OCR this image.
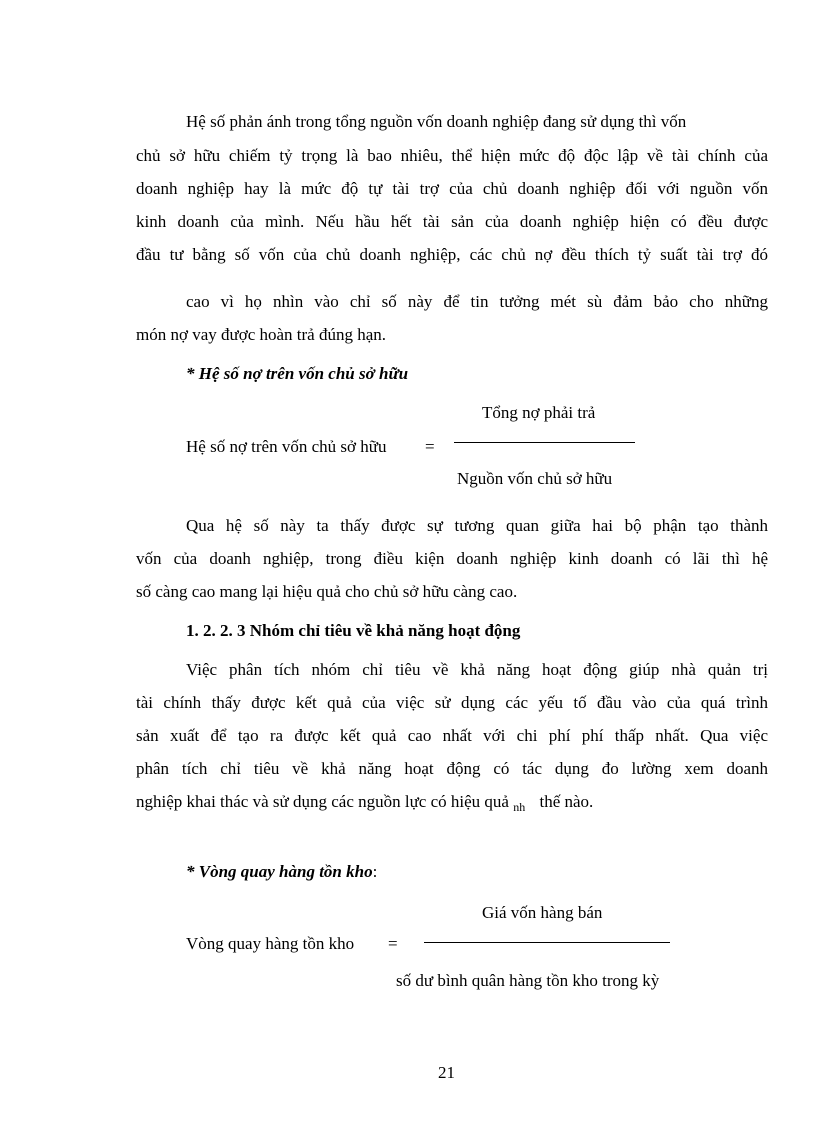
Hệ số phản ánh trong tổng nguồn vốn doanh nghiệp đang sử dụng thì vốn
chủ sở hữu chiếm tỷ trọng là bao nhiêu, thể hiện mức độ độc lập về tài chính của
doanh nghiệp hay là mức độ tự tài trợ của chủ doanh nghiệp đối với nguồn vốn
kinh doanh của mình. Nếu hầu hết tài sản của doanh nghiệp hiện có đều được
đầu tư bằng số vốn của chủ doanh nghiệp, các chủ nợ đều thích tỷ suất tài trợ đó
cao vì họ nhìn vào chỉ số này để tin tưởng mét sù đảm bảo cho những
món nợ vay được hoàn trả đúng hạn.
* Hệ số nợ trên vốn chủ sở hữu
Tổng nợ phải trả
Hệ số nợ trên vốn chủ sở hữu =
Nguồn vốn chủ sở hữu
Qua hệ số này ta thấy được sự tương quan giữa hai bộ phận tạo thành
vốn của doanh nghiệp, trong điều kiện doanh nghiệp kinh doanh có lãi thì hệ
số càng cao mang lại hiệu quả cho chủ sở hữu càng cao.
1. 2. 2. 3 Nhóm chỉ tiêu về khả năng hoạt động
Việc phân tích nhóm chỉ tiêu về khả năng hoạt động giúp nhà quản trị
tài chính thấy được kết quả của việc sử dụng các yếu tố đầu vào của quá trình
sản xuất để tạo ra được kết quả cao nhất với chi phí phí thấp nhất. Qua việc
phân tích chỉ tiêu về khả năng hoạt động có tác dụng đo lường xem doanh
nghiệp khai thác và sử dụng các nguồn lực có hiệu quả $_{nh}$ thế nào.
* Vòng quay hàng tồn kho:
Giá vốn hàng bán
Vòng quay hàng tồn kho =
số dư bình quân hàng tồn kho trong kỳ
21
━━━━━━━━
:: WRITTEN INSTRUCTION ::
Copy all lines from the listing that contain "động".

:: SOLVED EXERCISE ::
1. 2. 2. 3 Nhóm chỉ tiêu về khả năng hoạt động
Việc phân tích nhóm chỉ tiêu về khả năng hoạt động giúp nhà quản trị
phân tích chỉ tiêu về khả năng hoạt động có tác dụng đo lường xem doanh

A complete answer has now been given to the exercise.